## [Prompt]
Begin at the line below that contains "Read out every word on this page.". Repeat it and all remaining lines of the records exactly.

---*---

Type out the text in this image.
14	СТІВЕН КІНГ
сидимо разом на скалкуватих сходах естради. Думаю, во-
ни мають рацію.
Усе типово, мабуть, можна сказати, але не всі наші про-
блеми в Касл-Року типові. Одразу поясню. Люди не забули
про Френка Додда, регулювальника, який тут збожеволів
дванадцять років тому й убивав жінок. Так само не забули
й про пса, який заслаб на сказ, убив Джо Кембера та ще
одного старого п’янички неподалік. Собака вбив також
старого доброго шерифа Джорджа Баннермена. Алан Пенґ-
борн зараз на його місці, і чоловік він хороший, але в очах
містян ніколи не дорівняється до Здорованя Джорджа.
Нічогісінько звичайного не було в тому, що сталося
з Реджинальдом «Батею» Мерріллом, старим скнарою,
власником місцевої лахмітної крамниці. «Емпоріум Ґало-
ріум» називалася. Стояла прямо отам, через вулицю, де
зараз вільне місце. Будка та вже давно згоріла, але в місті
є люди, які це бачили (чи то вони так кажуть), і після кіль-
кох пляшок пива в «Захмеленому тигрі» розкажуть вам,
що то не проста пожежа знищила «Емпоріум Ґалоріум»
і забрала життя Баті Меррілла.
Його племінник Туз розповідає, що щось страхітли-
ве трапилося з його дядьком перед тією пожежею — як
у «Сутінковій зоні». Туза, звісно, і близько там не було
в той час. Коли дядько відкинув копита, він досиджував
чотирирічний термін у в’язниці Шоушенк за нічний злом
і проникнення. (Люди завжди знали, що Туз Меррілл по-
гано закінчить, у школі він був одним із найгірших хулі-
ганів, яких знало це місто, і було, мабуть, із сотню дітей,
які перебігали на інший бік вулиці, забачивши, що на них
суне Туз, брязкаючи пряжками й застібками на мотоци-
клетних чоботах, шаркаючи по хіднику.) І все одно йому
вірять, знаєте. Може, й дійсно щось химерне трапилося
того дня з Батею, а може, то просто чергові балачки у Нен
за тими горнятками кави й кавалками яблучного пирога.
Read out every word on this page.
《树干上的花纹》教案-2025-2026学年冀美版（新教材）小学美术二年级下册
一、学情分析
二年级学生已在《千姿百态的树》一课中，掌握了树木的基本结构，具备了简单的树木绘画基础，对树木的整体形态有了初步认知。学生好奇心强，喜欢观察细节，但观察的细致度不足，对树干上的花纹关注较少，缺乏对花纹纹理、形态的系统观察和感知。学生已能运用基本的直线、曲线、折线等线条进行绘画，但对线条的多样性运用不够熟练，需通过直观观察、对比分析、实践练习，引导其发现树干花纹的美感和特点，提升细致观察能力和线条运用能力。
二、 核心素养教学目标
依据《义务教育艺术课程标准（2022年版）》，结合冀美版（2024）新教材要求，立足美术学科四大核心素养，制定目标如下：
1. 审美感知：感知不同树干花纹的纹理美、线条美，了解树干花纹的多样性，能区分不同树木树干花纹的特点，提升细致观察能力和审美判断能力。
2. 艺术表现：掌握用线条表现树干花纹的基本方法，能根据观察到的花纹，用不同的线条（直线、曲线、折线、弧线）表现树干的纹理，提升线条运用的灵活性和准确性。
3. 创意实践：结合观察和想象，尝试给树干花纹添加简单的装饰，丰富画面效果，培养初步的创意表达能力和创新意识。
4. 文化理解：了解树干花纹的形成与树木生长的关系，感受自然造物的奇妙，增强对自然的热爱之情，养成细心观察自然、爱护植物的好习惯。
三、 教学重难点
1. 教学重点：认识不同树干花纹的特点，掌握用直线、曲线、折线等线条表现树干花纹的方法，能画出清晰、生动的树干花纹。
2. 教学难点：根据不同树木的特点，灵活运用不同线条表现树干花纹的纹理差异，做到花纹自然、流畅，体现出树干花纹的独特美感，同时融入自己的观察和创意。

---*---

## [Exercise response]
Read out every word on this page.
《树干上的花纹》教案-2025-2026学年冀美版（新教材）小学美术二年级下册
一、学情分析
二年级学生已在《千姿百态的树》一课中，掌握了树木的基本结构，具备了简单的树木绘画基础，对树木的整体形态有了初步认知。学生好奇心强，喜欢观察细节，但观察的细致度不足，对树干上的花纹关注较少，缺乏对花纹纹理、形态的系统观察和感知。学生已能运用基本的直线、曲线、折线等线条进行绘画，但对线条的多样性运用不够熟练，需通过直观观察、对比分析、实践练习，引导其发现树干花纹的美感和特点，提升细致观察能力和线条运用能力。
二、 核心素养教学目标
依据《义务教育艺术课程标准（2022年版）》，结合冀美版（2024）新教材要求，立足美术学科四大核心素养，制定目标如下：
1. 审美感知：感知不同树干花纹的纹理美、线条美，了解树干花纹的多样性，能区分不同树木树干花纹的特点，提升细致观察能力和审美判断能力。
2. 艺术表现：掌握用线条表现树干花纹的基本方法，能根据观察到的花纹，用不同的线条（直线、曲线、折线、弧线）表现树干的纹理，提升线条运用的灵活性和准确性。
3. 创意实践：结合观察和想象，尝试给树干花纹添加简单的装饰，丰富画面效果，培养初步的创意表达能力和创新意识。
4. 文化理解：了解树干花纹的形成与树木生长的关系，感受自然造物的奇妙，增强对自然的热爱之情，养成细心观察自然、爱护植物的好习惯。
三、 教学重难点
1. 教学重点：认识不同树干花纹的特点，掌握用直线、曲线、折线等线条表现树干花纹的方法，能画出清晰、生动的树干花纹。
2. 教学难点：根据不同树木的特点，灵活运用不同线条表现树干花纹的纹理差异，做到花纹自然、流畅，体现出树干花纹的独特美感，同时融入自己的观察和创意。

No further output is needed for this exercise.